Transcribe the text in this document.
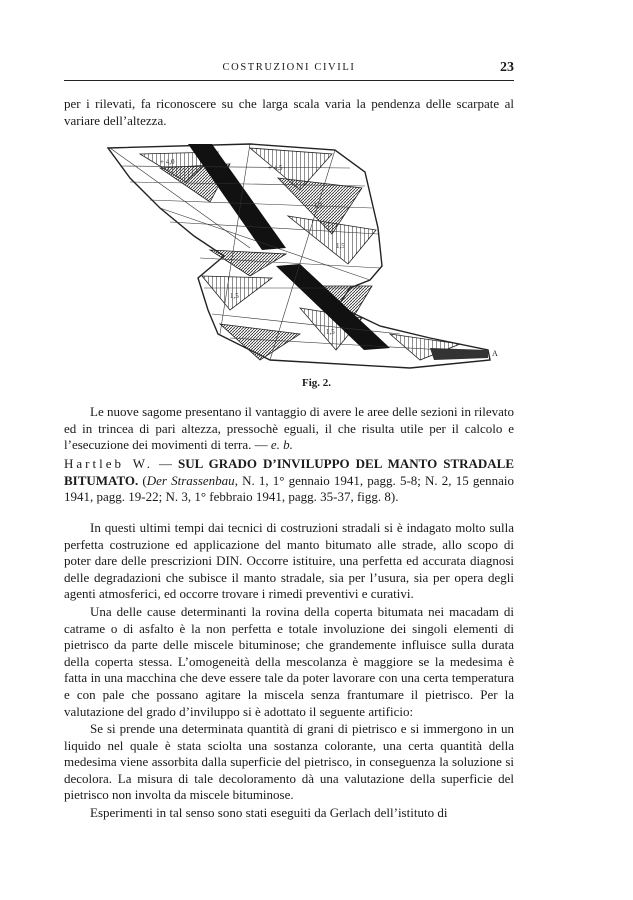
COSTRUZIONI CIVILI	23

per i rilevati, fa riconoscere su che larga scala varia la pendenza delle scarpate al variare dell’altezza.

+ 4,0
+ 4,5
1,5
1,5
1,5
1,5
A
Fig. 2.

Le nuove sagome presentano il vantaggio di avere le aree delle sezioni in rilevato ed in trincea di pari altezza, pressochè eguali, il che risulta utile per il calcolo e l’esecuzione dei movimenti di terra. — e. b.

Hartleb W. — SUL GRADO D’INVILUPPO DEL MANTO STRADALE BITUMATO. (Der Strassenbau, N. 1, 1° gennaio 1941, pagg. 5-8; N. 2, 15 gennaio 1941, pagg. 19-22; N. 3, 1° febbraio 1941, pagg. 35-37, figg. 8).

In questi ultimi tempi dai tecnici di costruzioni stradali si è indagato molto sulla perfetta costruzione ed applicazione del manto bitumato alle strade, allo scopo di poter dare delle prescrizioni DIN. Occorre istituire, una perfetta ed accurata diagnosi delle degradazioni che subisce il manto stradale, sia per l’usura, sia per opera degli agenti atmosferici, ed occorre trovare i rimedi preventivi e curativi.

Una delle cause determinanti la rovina della coperta bitumata nei macadam di catrame o di asfalto è la non perfetta e totale involuzione dei singoli elementi di pietrisco da parte delle miscele bituminose; che grandemente influisce sulla durata della coperta stessa. L’omogeneità della mescolanza è maggiore se la medesima è fatta in una macchina che deve essere tale da poter lavorare con una certa temperatura e con pale che possano agitare la miscela senza frantumare il pietrisco. Per la valutazione del grado d’inviluppo si è adottato il seguente artificio:

Se si prende una determinata quantità di grani di pietrisco e si immergono in un liquido nel quale è stata sciolta una sostanza colorante, una certa quantità della medesima viene assorbita dalla superficie del pietrisco, in conseguenza la soluzione si decolora. La misura di tale decoloramento dà una valutazione della superficie del pietrisco non involta da miscele bituminose.

Esperimenti in tal senso sono stati eseguiti da Gerlach dell’istituto di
-*-*-
Would you mind returning each entry above word for word, skipping the images?

Transcribe the text in this document.
COSTRUZIONI CIVILI	23

per i rilevati, fa riconoscere su che larga scala varia la pendenza delle scarpate al variare dell’altezza.

+ 4,0
+ 4,5
1,5
1,5
1,5
1,5
A
Fig. 2.

Le nuove sagome presentano il vantaggio di avere le aree delle sezioni in rilevato ed in trincea di pari altezza, pressochè eguali, il che risulta utile per il calcolo e l’esecuzione dei movimenti di terra. — e. b.

Hartleb W. — SUL GRADO D’INVILUPPO DEL MANTO STRADALE BITUMATO. (Der Strassenbau, N. 1, 1° gennaio 1941, pagg. 5-8; N. 2, 15 gennaio 1941, pagg. 19-22; N. 3, 1° febbraio 1941, pagg. 35-37, figg. 8).

In questi ultimi tempi dai tecnici di costruzioni stradali si è indagato molto sulla perfetta costruzione ed applicazione del manto bitumato alle strade, allo scopo di poter dare delle prescrizioni DIN. Occorre istituire, una perfetta ed accurata diagnosi delle degradazioni che subisce il manto stradale, sia per l’usura, sia per opera degli agenti atmosferici, ed occorre trovare i rimedi preventivi e curativi.

Una delle cause determinanti la rovina della coperta bitumata nei macadam di catrame o di asfalto è la non perfetta e totale involuzione dei singoli elementi di pietrisco da parte delle miscele bituminose; che grandemente influisce sulla durata della coperta stessa. L’omogeneità della mescolanza è maggiore se la medesima è fatta in una macchina che deve essere tale da poter lavorare con una certa temperatura e con pale che possano agitare la miscela senza frantumare il pietrisco. Per la valutazione del grado d’inviluppo si è adottato il seguente artificio:

Se si prende una determinata quantità di grani di pietrisco e si immergono in un liquido nel quale è stata sciolta una sostanza colorante, una certa quantità della medesima viene assorbita dalla superficie del pietrisco, in conseguenza la soluzione si decolora. La misura di tale decoloramento dà una valutazione della superficie del pietrisco non involta da miscele bituminose.

Esperimenti in tal senso sono stati eseguiti da Gerlach dell’istituto di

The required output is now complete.